> [Request]:
Can you copy out the data exactly? Leave the images out.

> [Dataset excerpts]:
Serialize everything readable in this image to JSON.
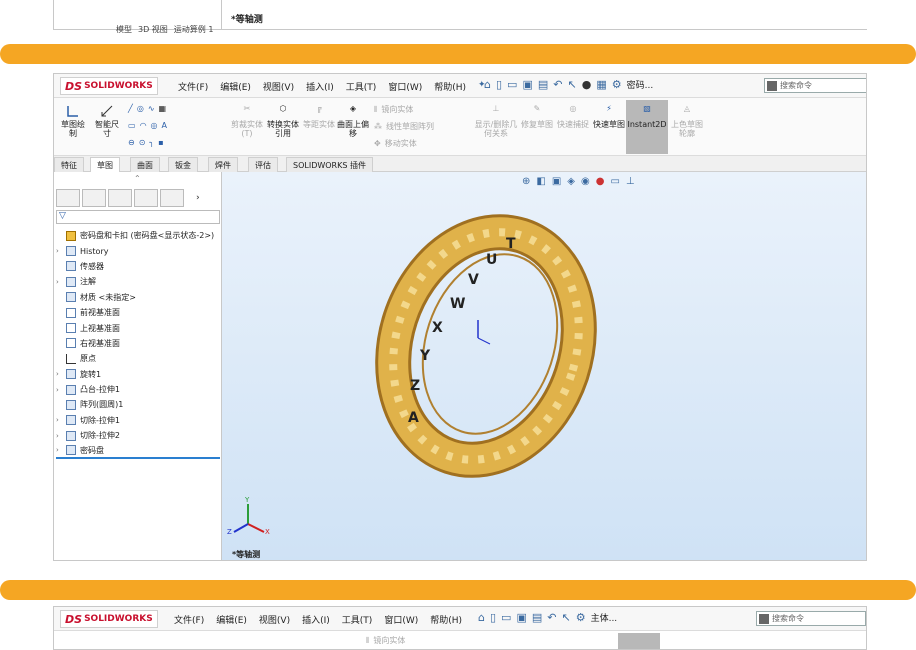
{
  "top_strip": {
    "view_label": "*等轴测",
    "tabs": [
      "模型",
      "3D 视图",
      "运动算例 1"
    ]
  },
  "window": {
    "logo": "SOLIDWORKS",
    "menu": [
      "文件(F)",
      "编辑(E)",
      "视图(V)",
      "插入(I)",
      "工具(T)",
      "窗口(W)",
      "帮助(H)"
    ],
    "doc_name": "密码...",
    "search_placeholder": "搜索命令",
    "ribbon": {
      "sketch": "草图绘制",
      "smart_dim": "智能尺寸",
      "trim": "剪裁实体(T)",
      "convert": "转换实体引用",
      "offset": "等距实体",
      "surface_offset": "曲面上偏移",
      "mirror": "镜向实体",
      "linear_pattern": "线性草图阵列",
      "move": "移动实体",
      "display_relations": "显示/删除几何关系",
      "repair": "修复草图",
      "quick_snap": "快速捕捉",
      "rapid_sketch": "快速草图",
      "instant2d": "Instant2D",
      "shaded_contours": "上色草图轮廓"
    },
    "tabs": [
      "特征",
      "草图",
      "曲面",
      "钣金",
      "焊件",
      "评估",
      "SOLIDWORKS 插件"
    ],
    "active_tab": "草图",
    "tree": [
      {
        "label": "密码盘和卡扣 (密码盘<显示状态-2>)",
        "expand": ""
      },
      {
        "label": "History",
        "expand": "›"
      },
      {
        "label": "传感器",
        "expand": ""
      },
      {
        "label": "注解",
        "expand": "›"
      },
      {
        "label": "材质 <未指定>",
        "expand": ""
      },
      {
        "label": "前视基准面",
        "expand": ""
      },
      {
        "label": "上视基准面",
        "expand": ""
      },
      {
        "label": "右视基准面",
        "expand": ""
      },
      {
        "label": "原点",
        "expand": ""
      },
      {
        "label": "旋转1",
        "expand": "›"
      },
      {
        "label": "凸台-拉伸1",
        "expand": "›"
      },
      {
        "label": "阵列(圆周)1",
        "expand": ""
      },
      {
        "label": "切除-拉伸1",
        "expand": "›"
      },
      {
        "label": "切除-拉伸2",
        "expand": "›"
      },
      {
        "label": "密码盘",
        "expand": "›"
      }
    ],
    "view_label": "*等轴测",
    "ring_letters": [
      "T",
      "U",
      "V",
      "W",
      "X",
      "Y",
      "Z",
      "A"
    ],
    "colors": {
      "accent_bar": "#f5a623",
      "ring": "#e0b24a"
    }
  },
  "bottom_strip": {
    "logo": "SOLIDWORKS",
    "menu": [
      "文件(F)",
      "编辑(E)",
      "视图(V)",
      "插入(I)",
      "工具(T)",
      "窗口(W)",
      "帮助(H)"
    ],
    "doc_name": "主体...",
    "search_placeholder": "搜索命令",
    "mirror": "镜向实体"
  }
}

> [Expected answer]:
Serialize everything readable in this image to JSON.
{
  "top_strip": {
    "view_label": "*等轴测",
    "tabs": [
      "模型",
      "3D 视图",
      "运动算例 1"
    ]
  },
  "window": {
    "logo": "SOLIDWORKS",
    "menu": [
      "文件(F)",
      "编辑(E)",
      "视图(V)",
      "插入(I)",
      "工具(T)",
      "窗口(W)",
      "帮助(H)"
    ],
    "doc_name": "密码...",
    "search_placeholder": "搜索命令",
    "ribbon": {
      "sketch": "草图绘制",
      "smart_dim": "智能尺寸",
      "trim": "剪裁实体(T)",
      "convert": "转换实体引用",
      "offset": "等距实体",
      "surface_offset": "曲面上偏移",
      "mirror": "镜向实体",
      "linear_pattern": "线性草图阵列",
      "move": "移动实体",
      "display_relations": "显示/删除几何关系",
      "repair": "修复草图",
      "quick_snap": "快速捕捉",
      "rapid_sketch": "快速草图",
      "instant2d": "Instant2D",
      "shaded_contours": "上色草图轮廓"
    },
    "tabs": [
      "特征",
      "草图",
      "曲面",
      "钣金",
      "焊件",
      "评估",
      "SOLIDWORKS 插件"
    ],
    "active_tab": "草图",
    "tree": [
      {
        "label": "密码盘和卡扣 (密码盘<显示状态-2>)",
        "expand": ""
      },
      {
        "label": "History",
        "expand": "›"
      },
      {
        "label": "传感器",
        "expand": ""
      },
      {
        "label": "注解",
        "expand": "›"
      },
      {
        "label": "材质 <未指定>",
        "expand": ""
      },
      {
        "label": "前视基准面",
        "expand": ""
      },
      {
        "label": "上视基准面",
        "expand": ""
      },
      {
        "label": "右视基准面",
        "expand": ""
      },
      {
        "label": "原点",
        "expand": ""
      },
      {
        "label": "旋转1",
        "expand": "›"
      },
      {
        "label": "凸台-拉伸1",
        "expand": "›"
      },
      {
        "label": "阵列(圆周)1",
        "expand": ""
      },
      {
        "label": "切除-拉伸1",
        "expand": "›"
      },
      {
        "label": "切除-拉伸2",
        "expand": "›"
      },
      {
        "label": "密码盘",
        "expand": "›"
      }
    ],
    "view_label": "*等轴测",
    "ring_letters": [
      "T",
      "U",
      "V",
      "W",
      "X",
      "Y",
      "Z",
      "A"
    ],
    "colors": {
      "accent_bar": "#f5a623",
      "ring": "#e0b24a"
    }
  },
  "bottom_strip": {
    "logo": "SOLIDWORKS",
    "menu": [
      "文件(F)",
      "编辑(E)",
      "视图(V)",
      "插入(I)",
      "工具(T)",
      "窗口(W)",
      "帮助(H)"
    ],
    "doc_name": "主体...",
    "search_placeholder": "搜索命令",
    "mirror": "镜向实体"
  }
}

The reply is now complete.